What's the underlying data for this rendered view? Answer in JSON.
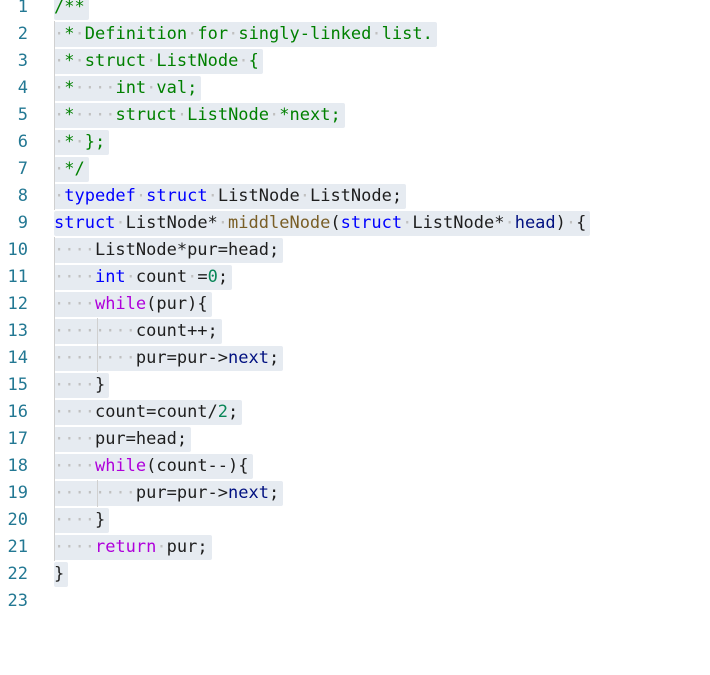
{
  "editor": {
    "lines": [
      {
        "num": "1",
        "tokens": [
          {
            "t": "/**",
            "k": "c-comment"
          }
        ]
      },
      {
        "num": "2",
        "tokens": [
          {
            "t": "·",
            "k": "c-ws"
          },
          {
            "t": "*",
            "k": "c-comment"
          },
          {
            "t": "·",
            "k": "c-ws"
          },
          {
            "t": "Definition",
            "k": "c-comment"
          },
          {
            "t": "·",
            "k": "c-ws"
          },
          {
            "t": "for",
            "k": "c-comment"
          },
          {
            "t": "·",
            "k": "c-ws"
          },
          {
            "t": "singly-linked",
            "k": "c-comment"
          },
          {
            "t": "·",
            "k": "c-ws"
          },
          {
            "t": "list.",
            "k": "c-comment"
          }
        ]
      },
      {
        "num": "3",
        "tokens": [
          {
            "t": "·",
            "k": "c-ws"
          },
          {
            "t": "*",
            "k": "c-comment"
          },
          {
            "t": "·",
            "k": "c-ws"
          },
          {
            "t": "struct",
            "k": "c-comment"
          },
          {
            "t": "·",
            "k": "c-ws"
          },
          {
            "t": "ListNode",
            "k": "c-comment"
          },
          {
            "t": "·",
            "k": "c-ws"
          },
          {
            "t": "{",
            "k": "c-comment"
          }
        ]
      },
      {
        "num": "4",
        "tokens": [
          {
            "t": "·",
            "k": "c-ws"
          },
          {
            "t": "*",
            "k": "c-comment"
          },
          {
            "t": "····",
            "k": "c-ws"
          },
          {
            "t": "int",
            "k": "c-comment"
          },
          {
            "t": "·",
            "k": "c-ws"
          },
          {
            "t": "val;",
            "k": "c-comment"
          }
        ]
      },
      {
        "num": "5",
        "tokens": [
          {
            "t": "·",
            "k": "c-ws"
          },
          {
            "t": "*",
            "k": "c-comment"
          },
          {
            "t": "····",
            "k": "c-ws"
          },
          {
            "t": "struct",
            "k": "c-comment"
          },
          {
            "t": "·",
            "k": "c-ws"
          },
          {
            "t": "ListNode",
            "k": "c-comment"
          },
          {
            "t": "·",
            "k": "c-ws"
          },
          {
            "t": "*next;",
            "k": "c-comment"
          }
        ]
      },
      {
        "num": "6",
        "tokens": [
          {
            "t": "·",
            "k": "c-ws"
          },
          {
            "t": "*",
            "k": "c-comment"
          },
          {
            "t": "·",
            "k": "c-ws"
          },
          {
            "t": "};",
            "k": "c-comment"
          }
        ]
      },
      {
        "num": "7",
        "tokens": [
          {
            "t": "·",
            "k": "c-ws"
          },
          {
            "t": "*/",
            "k": "c-comment"
          }
        ]
      },
      {
        "num": "8",
        "tokens": [
          {
            "t": "·",
            "k": "c-ws"
          },
          {
            "t": "typedef",
            "k": "c-kw"
          },
          {
            "t": "·",
            "k": "c-ws"
          },
          {
            "t": "struct",
            "k": "c-kw"
          },
          {
            "t": "·",
            "k": "c-ws"
          },
          {
            "t": "ListNode",
            "k": "c-plain"
          },
          {
            "t": "·",
            "k": "c-ws"
          },
          {
            "t": "ListNode;",
            "k": "c-plain"
          }
        ]
      },
      {
        "num": "9",
        "tokens": [
          {
            "t": "struct",
            "k": "c-kw"
          },
          {
            "t": "·",
            "k": "c-ws"
          },
          {
            "t": "ListNode*",
            "k": "c-plain"
          },
          {
            "t": "·",
            "k": "c-ws"
          },
          {
            "t": "middleNode",
            "k": "c-fn"
          },
          {
            "t": "(",
            "k": "c-plain"
          },
          {
            "t": "struct",
            "k": "c-kw"
          },
          {
            "t": "·",
            "k": "c-ws"
          },
          {
            "t": "ListNode*",
            "k": "c-plain"
          },
          {
            "t": "·",
            "k": "c-ws"
          },
          {
            "t": "head",
            "k": "c-var"
          },
          {
            "t": ")",
            "k": "c-plain"
          },
          {
            "t": "·",
            "k": "c-ws"
          },
          {
            "t": "{",
            "k": "c-plain"
          }
        ]
      },
      {
        "num": "10",
        "tokens": [
          {
            "t": "····",
            "k": "c-ws"
          },
          {
            "t": "ListNode*pur=head;",
            "k": "c-plain"
          }
        ]
      },
      {
        "num": "11",
        "tokens": [
          {
            "t": "····",
            "k": "c-ws"
          },
          {
            "t": "int",
            "k": "c-kw"
          },
          {
            "t": "·",
            "k": "c-ws"
          },
          {
            "t": "count",
            "k": "c-plain"
          },
          {
            "t": "·",
            "k": "c-ws"
          },
          {
            "t": "=",
            "k": "c-plain"
          },
          {
            "t": "0",
            "k": "c-num"
          },
          {
            "t": ";",
            "k": "c-plain"
          }
        ]
      },
      {
        "num": "12",
        "tokens": [
          {
            "t": "····",
            "k": "c-ws"
          },
          {
            "t": "while",
            "k": "c-kw2"
          },
          {
            "t": "(pur){",
            "k": "c-plain"
          }
        ]
      },
      {
        "num": "13",
        "tokens": [
          {
            "t": "········",
            "k": "c-ws"
          },
          {
            "t": "count++;",
            "k": "c-plain"
          }
        ]
      },
      {
        "num": "14",
        "tokens": [
          {
            "t": "········",
            "k": "c-ws"
          },
          {
            "t": "pur=pur->",
            "k": "c-plain"
          },
          {
            "t": "next",
            "k": "c-var"
          },
          {
            "t": ";",
            "k": "c-plain"
          }
        ]
      },
      {
        "num": "15",
        "tokens": [
          {
            "t": "····",
            "k": "c-ws"
          },
          {
            "t": "}",
            "k": "c-plain"
          }
        ]
      },
      {
        "num": "16",
        "tokens": [
          {
            "t": "····",
            "k": "c-ws"
          },
          {
            "t": "count=count/",
            "k": "c-plain"
          },
          {
            "t": "2",
            "k": "c-num"
          },
          {
            "t": ";",
            "k": "c-plain"
          }
        ]
      },
      {
        "num": "17",
        "tokens": [
          {
            "t": "····",
            "k": "c-ws"
          },
          {
            "t": "pur=head;",
            "k": "c-plain"
          }
        ]
      },
      {
        "num": "18",
        "tokens": [
          {
            "t": "····",
            "k": "c-ws"
          },
          {
            "t": "while",
            "k": "c-kw2"
          },
          {
            "t": "(count--){",
            "k": "c-plain"
          }
        ]
      },
      {
        "num": "19",
        "tokens": [
          {
            "t": "········",
            "k": "c-ws"
          },
          {
            "t": "pur=pur->",
            "k": "c-plain"
          },
          {
            "t": "next",
            "k": "c-var"
          },
          {
            "t": ";",
            "k": "c-plain"
          }
        ]
      },
      {
        "num": "20",
        "tokens": [
          {
            "t": "····",
            "k": "c-ws"
          },
          {
            "t": "}",
            "k": "c-plain"
          }
        ]
      },
      {
        "num": "21",
        "tokens": [
          {
            "t": "····",
            "k": "c-ws"
          },
          {
            "t": "return",
            "k": "c-kw2"
          },
          {
            "t": "·",
            "k": "c-ws"
          },
          {
            "t": "pur;",
            "k": "c-plain"
          }
        ]
      },
      {
        "num": "22",
        "tokens": [
          {
            "t": "}",
            "k": "c-plain"
          }
        ]
      },
      {
        "num": "23",
        "tokens": []
      }
    ]
  },
  "colors": {
    "line_number": "#237893",
    "comment": "#008000",
    "keyword": "#0000ff",
    "control_keyword": "#af00db",
    "function": "#795e26",
    "number": "#098658",
    "selection": "#e6ebf1"
  }
}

···

Set down all the entries exactly as they appear, but skip any pictures.

What's the underlying data for this rendered view? Answer in JSON.
{
  "editor": {
    "lines": [
      {
        "num": "1",
        "tokens": [
          {
            "t": "/**",
            "k": "c-comment"
          }
        ]
      },
      {
        "num": "2",
        "tokens": [
          {
            "t": "·",
            "k": "c-ws"
          },
          {
            "t": "*",
            "k": "c-comment"
          },
          {
            "t": "·",
            "k": "c-ws"
          },
          {
            "t": "Definition",
            "k": "c-comment"
          },
          {
            "t": "·",
            "k": "c-ws"
          },
          {
            "t": "for",
            "k": "c-comment"
          },
          {
            "t": "·",
            "k": "c-ws"
          },
          {
            "t": "singly-linked",
            "k": "c-comment"
          },
          {
            "t": "·",
            "k": "c-ws"
          },
          {
            "t": "list.",
            "k": "c-comment"
          }
        ]
      },
      {
        "num": "3",
        "tokens": [
          {
            "t": "·",
            "k": "c-ws"
          },
          {
            "t": "*",
            "k": "c-comment"
          },
          {
            "t": "·",
            "k": "c-ws"
          },
          {
            "t": "struct",
            "k": "c-comment"
          },
          {
            "t": "·",
            "k": "c-ws"
          },
          {
            "t": "ListNode",
            "k": "c-comment"
          },
          {
            "t": "·",
            "k": "c-ws"
          },
          {
            "t": "{",
            "k": "c-comment"
          }
        ]
      },
      {
        "num": "4",
        "tokens": [
          {
            "t": "·",
            "k": "c-ws"
          },
          {
            "t": "*",
            "k": "c-comment"
          },
          {
            "t": "····",
            "k": "c-ws"
          },
          {
            "t": "int",
            "k": "c-comment"
          },
          {
            "t": "·",
            "k": "c-ws"
          },
          {
            "t": "val;",
            "k": "c-comment"
          }
        ]
      },
      {
        "num": "5",
        "tokens": [
          {
            "t": "·",
            "k": "c-ws"
          },
          {
            "t": "*",
            "k": "c-comment"
          },
          {
            "t": "····",
            "k": "c-ws"
          },
          {
            "t": "struct",
            "k": "c-comment"
          },
          {
            "t": "·",
            "k": "c-ws"
          },
          {
            "t": "ListNode",
            "k": "c-comment"
          },
          {
            "t": "·",
            "k": "c-ws"
          },
          {
            "t": "*next;",
            "k": "c-comment"
          }
        ]
      },
      {
        "num": "6",
        "tokens": [
          {
            "t": "·",
            "k": "c-ws"
          },
          {
            "t": "*",
            "k": "c-comment"
          },
          {
            "t": "·",
            "k": "c-ws"
          },
          {
            "t": "};",
            "k": "c-comment"
          }
        ]
      },
      {
        "num": "7",
        "tokens": [
          {
            "t": "·",
            "k": "c-ws"
          },
          {
            "t": "*/",
            "k": "c-comment"
          }
        ]
      },
      {
        "num": "8",
        "tokens": [
          {
            "t": "·",
            "k": "c-ws"
          },
          {
            "t": "typedef",
            "k": "c-kw"
          },
          {
            "t": "·",
            "k": "c-ws"
          },
          {
            "t": "struct",
            "k": "c-kw"
          },
          {
            "t": "·",
            "k": "c-ws"
          },
          {
            "t": "ListNode",
            "k": "c-plain"
          },
          {
            "t": "·",
            "k": "c-ws"
          },
          {
            "t": "ListNode;",
            "k": "c-plain"
          }
        ]
      },
      {
        "num": "9",
        "tokens": [
          {
            "t": "struct",
            "k": "c-kw"
          },
          {
            "t": "·",
            "k": "c-ws"
          },
          {
            "t": "ListNode*",
            "k": "c-plain"
          },
          {
            "t": "·",
            "k": "c-ws"
          },
          {
            "t": "middleNode",
            "k": "c-fn"
          },
          {
            "t": "(",
            "k": "c-plain"
          },
          {
            "t": "struct",
            "k": "c-kw"
          },
          {
            "t": "·",
            "k": "c-ws"
          },
          {
            "t": "ListNode*",
            "k": "c-plain"
          },
          {
            "t": "·",
            "k": "c-ws"
          },
          {
            "t": "head",
            "k": "c-var"
          },
          {
            "t": ")",
            "k": "c-plain"
          },
          {
            "t": "·",
            "k": "c-ws"
          },
          {
            "t": "{",
            "k": "c-plain"
          }
        ]
      },
      {
        "num": "10",
        "tokens": [
          {
            "t": "····",
            "k": "c-ws"
          },
          {
            "t": "ListNode*pur=head;",
            "k": "c-plain"
          }
        ]
      },
      {
        "num": "11",
        "tokens": [
          {
            "t": "····",
            "k": "c-ws"
          },
          {
            "t": "int",
            "k": "c-kw"
          },
          {
            "t": "·",
            "k": "c-ws"
          },
          {
            "t": "count",
            "k": "c-plain"
          },
          {
            "t": "·",
            "k": "c-ws"
          },
          {
            "t": "=",
            "k": "c-plain"
          },
          {
            "t": "0",
            "k": "c-num"
          },
          {
            "t": ";",
            "k": "c-plain"
          }
        ]
      },
      {
        "num": "12",
        "tokens": [
          {
            "t": "····",
            "k": "c-ws"
          },
          {
            "t": "while",
            "k": "c-kw2"
          },
          {
            "t": "(pur){",
            "k": "c-plain"
          }
        ]
      },
      {
        "num": "13",
        "tokens": [
          {
            "t": "········",
            "k": "c-ws"
          },
          {
            "t": "count++;",
            "k": "c-plain"
          }
        ]
      },
      {
        "num": "14",
        "tokens": [
          {
            "t": "········",
            "k": "c-ws"
          },
          {
            "t": "pur=pur->",
            "k": "c-plain"
          },
          {
            "t": "next",
            "k": "c-var"
          },
          {
            "t": ";",
            "k": "c-plain"
          }
        ]
      },
      {
        "num": "15",
        "tokens": [
          {
            "t": "····",
            "k": "c-ws"
          },
          {
            "t": "}",
            "k": "c-plain"
          }
        ]
      },
      {
        "num": "16",
        "tokens": [
          {
            "t": "····",
            "k": "c-ws"
          },
          {
            "t": "count=count/",
            "k": "c-plain"
          },
          {
            "t": "2",
            "k": "c-num"
          },
          {
            "t": ";",
            "k": "c-plain"
          }
        ]
      },
      {
        "num": "17",
        "tokens": [
          {
            "t": "····",
            "k": "c-ws"
          },
          {
            "t": "pur=head;",
            "k": "c-plain"
          }
        ]
      },
      {
        "num": "18",
        "tokens": [
          {
            "t": "····",
            "k": "c-ws"
          },
          {
            "t": "while",
            "k": "c-kw2"
          },
          {
            "t": "(count--){",
            "k": "c-plain"
          }
        ]
      },
      {
        "num": "19",
        "tokens": [
          {
            "t": "········",
            "k": "c-ws"
          },
          {
            "t": "pur=pur->",
            "k": "c-plain"
          },
          {
            "t": "next",
            "k": "c-var"
          },
          {
            "t": ";",
            "k": "c-plain"
          }
        ]
      },
      {
        "num": "20",
        "tokens": [
          {
            "t": "····",
            "k": "c-ws"
          },
          {
            "t": "}",
            "k": "c-plain"
          }
        ]
      },
      {
        "num": "21",
        "tokens": [
          {
            "t": "····",
            "k": "c-ws"
          },
          {
            "t": "return",
            "k": "c-kw2"
          },
          {
            "t": "·",
            "k": "c-ws"
          },
          {
            "t": "pur;",
            "k": "c-plain"
          }
        ]
      },
      {
        "num": "22",
        "tokens": [
          {
            "t": "}",
            "k": "c-plain"
          }
        ]
      },
      {
        "num": "23",
        "tokens": []
      }
    ]
  },
  "colors": {
    "line_number": "#237893",
    "comment": "#008000",
    "keyword": "#0000ff",
    "control_keyword": "#af00db",
    "function": "#795e26",
    "number": "#098658",
    "selection": "#e6ebf1"
  }
}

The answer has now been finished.